» The task
Could the entries below be reproduced exactly, with the images removed?

○ ○ ○ ○

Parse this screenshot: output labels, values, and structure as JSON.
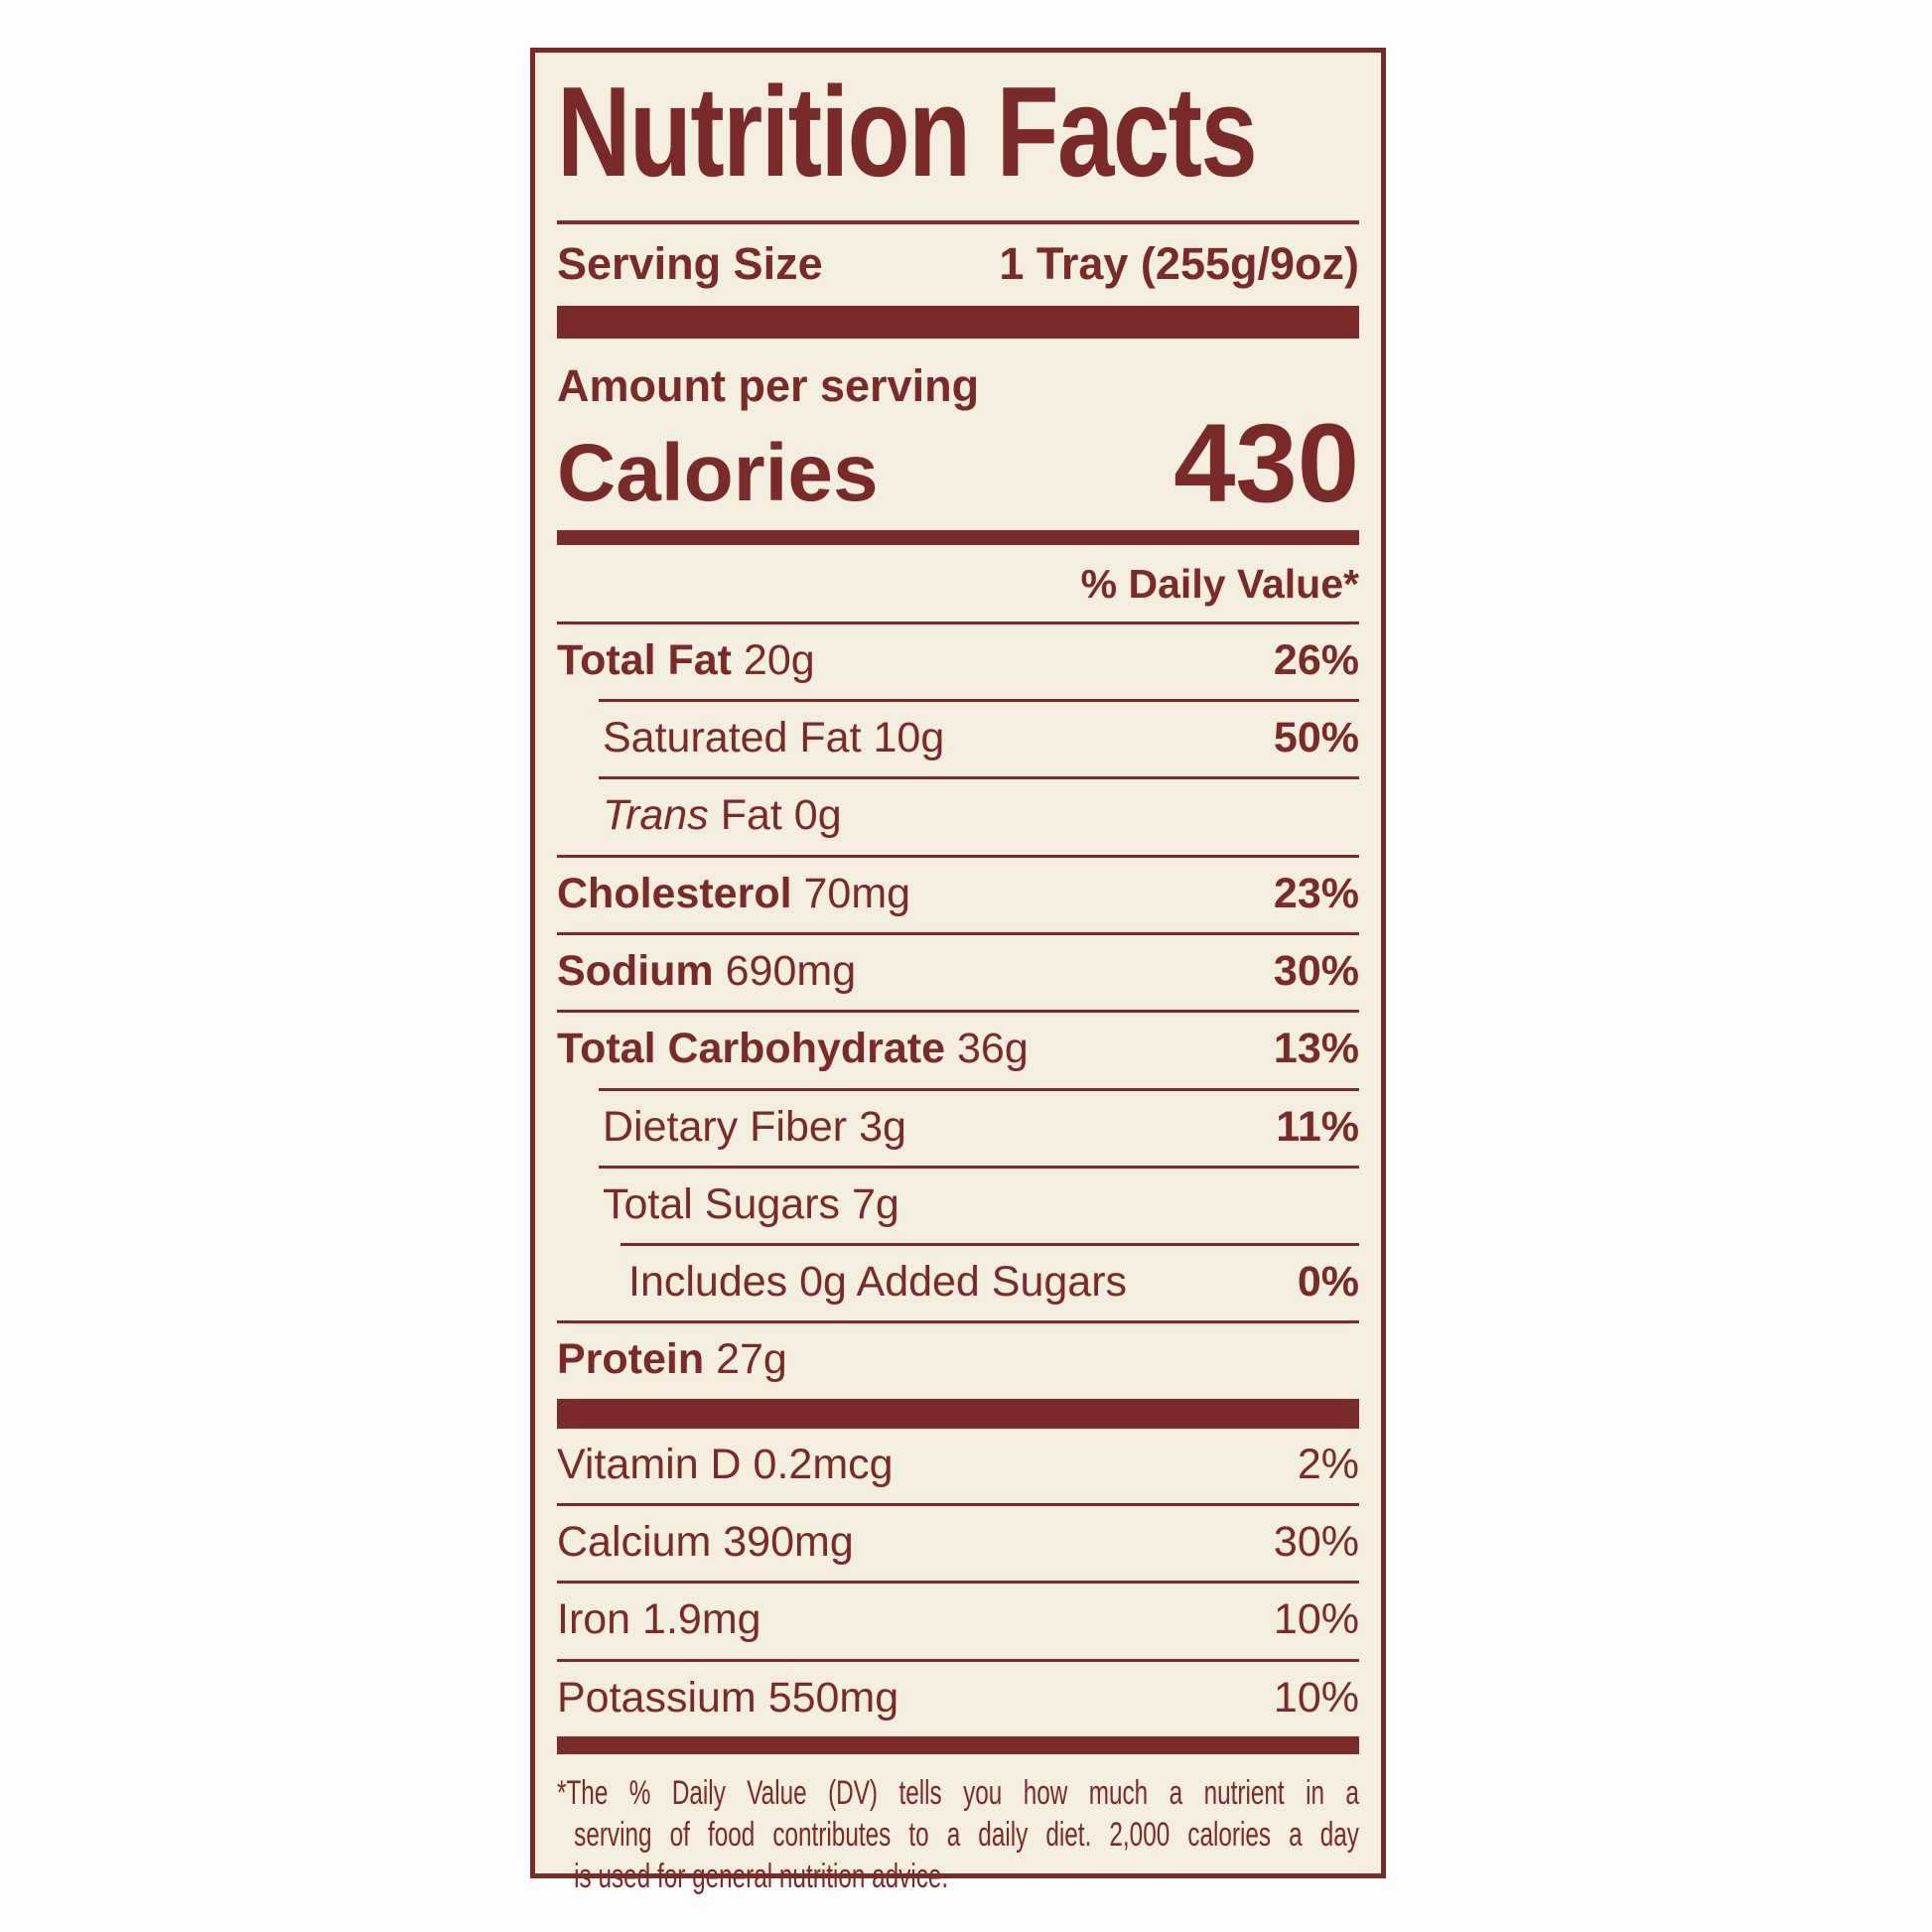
{
  "colors": {
    "maroon": "#7a2a28",
    "cream": "#f3eedd",
    "page_bg": "#fdfdfd"
  },
  "label": {
    "title": "Nutrition Facts",
    "serving_size_label": "Serving Size",
    "serving_size_value": "1 Tray (255g/9oz)",
    "amount_per_serving": "Amount per serving",
    "calories_label": "Calories",
    "calories_value": "430",
    "daily_value_header": "% Daily Value*"
  },
  "rows": [
    {
      "name": "Total Fat",
      "amount": "20g",
      "dv": "26%",
      "name_bold": true,
      "indent": 0,
      "rule": "none"
    },
    {
      "name": "Saturated Fat",
      "amount": "10g",
      "dv": "50%",
      "name_bold": false,
      "indent": 1,
      "rule": "indent1"
    },
    {
      "name_italic": "Trans",
      "name": "Fat",
      "amount": "0g",
      "dv": "",
      "name_bold": false,
      "indent": 1,
      "rule": "indent1"
    },
    {
      "name": "Cholesterol",
      "amount": "70mg",
      "dv": "23%",
      "name_bold": true,
      "indent": 0,
      "rule": "full"
    },
    {
      "name": "Sodium",
      "amount": "690mg",
      "dv": "30%",
      "name_bold": true,
      "indent": 0,
      "rule": "full"
    },
    {
      "name": "Total Carbohydrate",
      "amount": "36g",
      "dv": "13%",
      "name_bold": true,
      "indent": 0,
      "rule": "full"
    },
    {
      "name": "Dietary Fiber",
      "amount": "3g",
      "dv": "11%",
      "name_bold": false,
      "indent": 1,
      "rule": "indent1"
    },
    {
      "name": "Total Sugars",
      "amount": "7g",
      "dv": "",
      "name_bold": false,
      "indent": 1,
      "rule": "indent1"
    },
    {
      "name": "Includes 0g Added Sugars",
      "amount": "",
      "dv": "0%",
      "name_bold": false,
      "indent": 2,
      "rule": "indent2"
    },
    {
      "name": "Protein",
      "amount": "27g",
      "dv": "",
      "name_bold": true,
      "indent": 0,
      "rule": "full"
    }
  ],
  "vitamins": [
    {
      "name": "Vitamin D 0.2mcg",
      "dv": "2%",
      "rule": "none"
    },
    {
      "name": "Calcium 390mg",
      "dv": "30%",
      "rule": "full"
    },
    {
      "name": "Iron 1.9mg",
      "dv": "10%",
      "rule": "full"
    },
    {
      "name": "Potassium 550mg",
      "dv": "10%",
      "rule": "full"
    }
  ],
  "footnote_lines": [
    "*The % Daily Value (DV) tells you how much a nutrient in a",
    "serving of food contributes to a daily diet. 2,000 calories a day",
    "is used for general nutrition advice."
  ]
}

○ ○ ○ ○

» Answer to this task
Parse this screenshot: output labels, values, and structure as JSON.
{
  "colors": {
    "maroon": "#7a2a28",
    "cream": "#f3eedd",
    "page_bg": "#fdfdfd"
  },
  "label": {
    "title": "Nutrition Facts",
    "serving_size_label": "Serving Size",
    "serving_size_value": "1 Tray (255g/9oz)",
    "amount_per_serving": "Amount per serving",
    "calories_label": "Calories",
    "calories_value": "430",
    "daily_value_header": "% Daily Value*"
  },
  "rows": [
    {
      "name": "Total Fat",
      "amount": "20g",
      "dv": "26%",
      "name_bold": true,
      "indent": 0,
      "rule": "none"
    },
    {
      "name": "Saturated Fat",
      "amount": "10g",
      "dv": "50%",
      "name_bold": false,
      "indent": 1,
      "rule": "indent1"
    },
    {
      "name_italic": "Trans",
      "name": "Fat",
      "amount": "0g",
      "dv": "",
      "name_bold": false,
      "indent": 1,
      "rule": "indent1"
    },
    {
      "name": "Cholesterol",
      "amount": "70mg",
      "dv": "23%",
      "name_bold": true,
      "indent": 0,
      "rule": "full"
    },
    {
      "name": "Sodium",
      "amount": "690mg",
      "dv": "30%",
      "name_bold": true,
      "indent": 0,
      "rule": "full"
    },
    {
      "name": "Total Carbohydrate",
      "amount": "36g",
      "dv": "13%",
      "name_bold": true,
      "indent": 0,
      "rule": "full"
    },
    {
      "name": "Dietary Fiber",
      "amount": "3g",
      "dv": "11%",
      "name_bold": false,
      "indent": 1,
      "rule": "indent1"
    },
    {
      "name": "Total Sugars",
      "amount": "7g",
      "dv": "",
      "name_bold": false,
      "indent": 1,
      "rule": "indent1"
    },
    {
      "name": "Includes 0g Added Sugars",
      "amount": "",
      "dv": "0%",
      "name_bold": false,
      "indent": 2,
      "rule": "indent2"
    },
    {
      "name": "Protein",
      "amount": "27g",
      "dv": "",
      "name_bold": true,
      "indent": 0,
      "rule": "full"
    }
  ],
  "vitamins": [
    {
      "name": "Vitamin D 0.2mcg",
      "dv": "2%",
      "rule": "none"
    },
    {
      "name": "Calcium 390mg",
      "dv": "30%",
      "rule": "full"
    },
    {
      "name": "Iron 1.9mg",
      "dv": "10%",
      "rule": "full"
    },
    {
      "name": "Potassium 550mg",
      "dv": "10%",
      "rule": "full"
    }
  ],
  "footnote_lines": [
    "*The % Daily Value (DV) tells you how much a nutrient in a",
    "serving of food contributes to a daily diet. 2,000 calories a day",
    "is used for general nutrition advice."
  ]
}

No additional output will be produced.